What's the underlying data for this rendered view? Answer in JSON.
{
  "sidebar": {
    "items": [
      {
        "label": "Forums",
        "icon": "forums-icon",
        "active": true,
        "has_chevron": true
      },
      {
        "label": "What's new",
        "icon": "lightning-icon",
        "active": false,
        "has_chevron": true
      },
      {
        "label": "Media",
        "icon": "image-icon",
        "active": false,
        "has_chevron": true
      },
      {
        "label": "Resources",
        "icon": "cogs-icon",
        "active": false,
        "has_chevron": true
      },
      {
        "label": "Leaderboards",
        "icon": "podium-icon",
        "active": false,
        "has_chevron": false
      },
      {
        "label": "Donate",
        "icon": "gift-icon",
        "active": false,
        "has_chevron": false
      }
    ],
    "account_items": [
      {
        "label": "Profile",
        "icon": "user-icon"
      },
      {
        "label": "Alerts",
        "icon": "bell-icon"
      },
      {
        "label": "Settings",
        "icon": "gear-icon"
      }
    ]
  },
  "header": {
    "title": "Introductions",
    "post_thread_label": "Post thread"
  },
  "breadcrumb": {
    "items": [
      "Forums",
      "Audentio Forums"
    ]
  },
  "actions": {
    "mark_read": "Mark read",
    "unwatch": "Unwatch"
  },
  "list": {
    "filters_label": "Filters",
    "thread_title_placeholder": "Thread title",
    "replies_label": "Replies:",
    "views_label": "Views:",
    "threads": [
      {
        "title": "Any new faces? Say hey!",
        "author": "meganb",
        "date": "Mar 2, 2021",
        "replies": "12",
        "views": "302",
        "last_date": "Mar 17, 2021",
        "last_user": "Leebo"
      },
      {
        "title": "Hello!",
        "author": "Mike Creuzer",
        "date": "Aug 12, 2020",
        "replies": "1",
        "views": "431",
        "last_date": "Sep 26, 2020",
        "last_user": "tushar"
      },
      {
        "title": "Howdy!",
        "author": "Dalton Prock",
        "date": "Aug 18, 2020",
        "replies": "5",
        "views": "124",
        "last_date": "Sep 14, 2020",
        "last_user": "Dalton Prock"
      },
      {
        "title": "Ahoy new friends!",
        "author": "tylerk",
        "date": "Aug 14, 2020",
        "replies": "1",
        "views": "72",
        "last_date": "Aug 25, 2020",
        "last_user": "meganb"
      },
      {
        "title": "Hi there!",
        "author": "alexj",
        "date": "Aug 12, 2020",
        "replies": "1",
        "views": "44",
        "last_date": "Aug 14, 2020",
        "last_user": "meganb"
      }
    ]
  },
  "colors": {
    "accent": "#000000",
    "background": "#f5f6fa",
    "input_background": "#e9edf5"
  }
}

+-------+

__Goal__
Make an exact copy of every line in the data.

__Answer below__
What's the underlying data for this rendered view? Answer in JSON.
{
  "sidebar": {
    "items": [
      {
        "label": "Forums",
        "icon": "forums-icon",
        "active": true,
        "has_chevron": true
      },
      {
        "label": "What's new",
        "icon": "lightning-icon",
        "active": false,
        "has_chevron": true
      },
      {
        "label": "Media",
        "icon": "image-icon",
        "active": false,
        "has_chevron": true
      },
      {
        "label": "Resources",
        "icon": "cogs-icon",
        "active": false,
        "has_chevron": true
      },
      {
        "label": "Leaderboards",
        "icon": "podium-icon",
        "active": false,
        "has_chevron": false
      },
      {
        "label": "Donate",
        "icon": "gift-icon",
        "active": false,
        "has_chevron": false
      }
    ],
    "account_items": [
      {
        "label": "Profile",
        "icon": "user-icon"
      },
      {
        "label": "Alerts",
        "icon": "bell-icon"
      },
      {
        "label": "Settings",
        "icon": "gear-icon"
      }
    ]
  },
  "header": {
    "title": "Introductions",
    "post_thread_label": "Post thread"
  },
  "breadcrumb": {
    "items": [
      "Forums",
      "Audentio Forums"
    ]
  },
  "actions": {
    "mark_read": "Mark read",
    "unwatch": "Unwatch"
  },
  "list": {
    "filters_label": "Filters",
    "thread_title_placeholder": "Thread title",
    "replies_label": "Replies:",
    "views_label": "Views:",
    "threads": [
      {
        "title": "Any new faces? Say hey!",
        "author": "meganb",
        "date": "Mar 2, 2021",
        "replies": "12",
        "views": "302",
        "last_date": "Mar 17, 2021",
        "last_user": "Leebo"
      },
      {
        "title": "Hello!",
        "author": "Mike Creuzer",
        "date": "Aug 12, 2020",
        "replies": "1",
        "views": "431",
        "last_date": "Sep 26, 2020",
        "last_user": "tushar"
      },
      {
        "title": "Howdy!",
        "author": "Dalton Prock",
        "date": "Aug 18, 2020",
        "replies": "5",
        "views": "124",
        "last_date": "Sep 14, 2020",
        "last_user": "Dalton Prock"
      },
      {
        "title": "Ahoy new friends!",
        "author": "tylerk",
        "date": "Aug 14, 2020",
        "replies": "1",
        "views": "72",
        "last_date": "Aug 25, 2020",
        "last_user": "meganb"
      },
      {
        "title": "Hi there!",
        "author": "alexj",
        "date": "Aug 12, 2020",
        "replies": "1",
        "views": "44",
        "last_date": "Aug 14, 2020",
        "last_user": "meganb"
      }
    ]
  },
  "colors": {
    "accent": "#000000",
    "background": "#f5f6fa",
    "input_background": "#e9edf5"
  }
}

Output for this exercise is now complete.